→ The input
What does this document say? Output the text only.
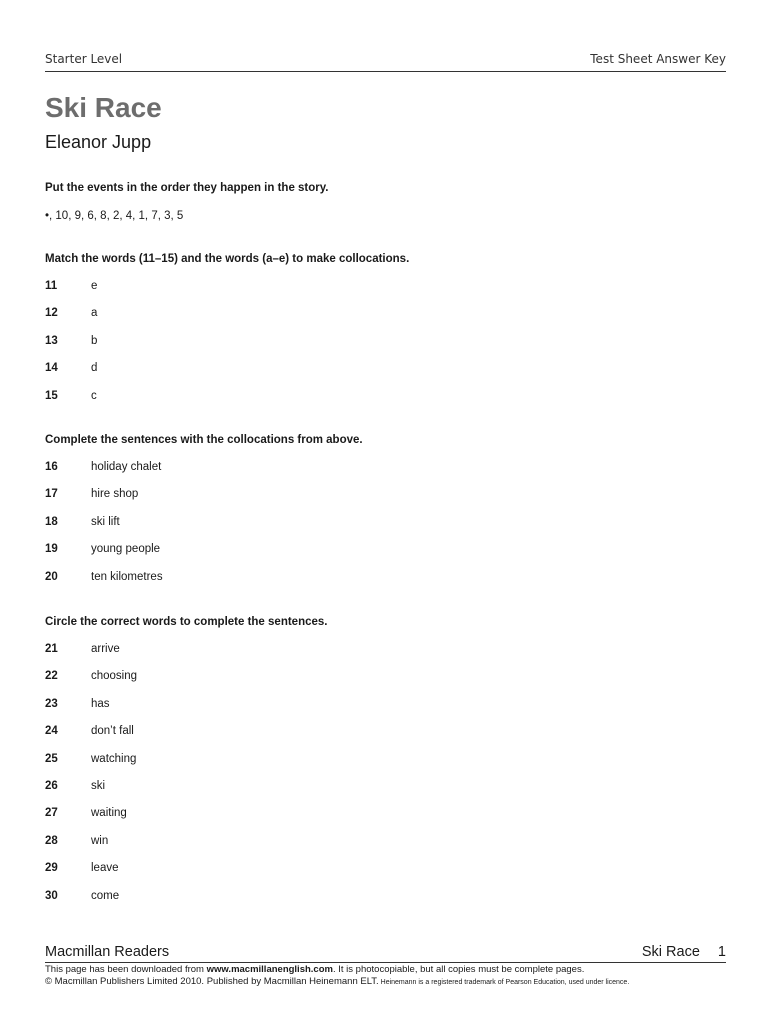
Starter Level	Test Sheet Answer Key
Ski Race
Eleanor Jupp
Put the events in the order they happen in the story.
•, 10, 9, 6, 8, 2, 4, 1, 7, 3, 5
Match the words (11–15) and the words (a–e) to make collocations.
11	e
12	a
13	b
14	d
15	c
Complete the sentences with the collocations from above.
16	holiday chalet
17	hire shop
18	ski lift
19	young people
20	ten kilometres
Circle the correct words to complete the sentences.
21	arrive
22	choosing
23	has
24	don’t fall
25	watching
26	ski
27	waiting
28	win
29	leave
30	come
Macmillan Readers	Ski Race 1
This page has been downloaded from www.macmillanenglish.com. It is photocopiable, but all copies must be complete pages.
© Macmillan Publishers Limited 2010. Published by Macmillan Heinemann ELT. Heinemann is a registered trademark of Pearson Education, used under licence.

→ Exercise
Pick out every line holding the string "words" and return it.

→ Problem solution
Match the words (11–15) and the words (a–e) to make collocations.
Circle the correct words to complete the sentences.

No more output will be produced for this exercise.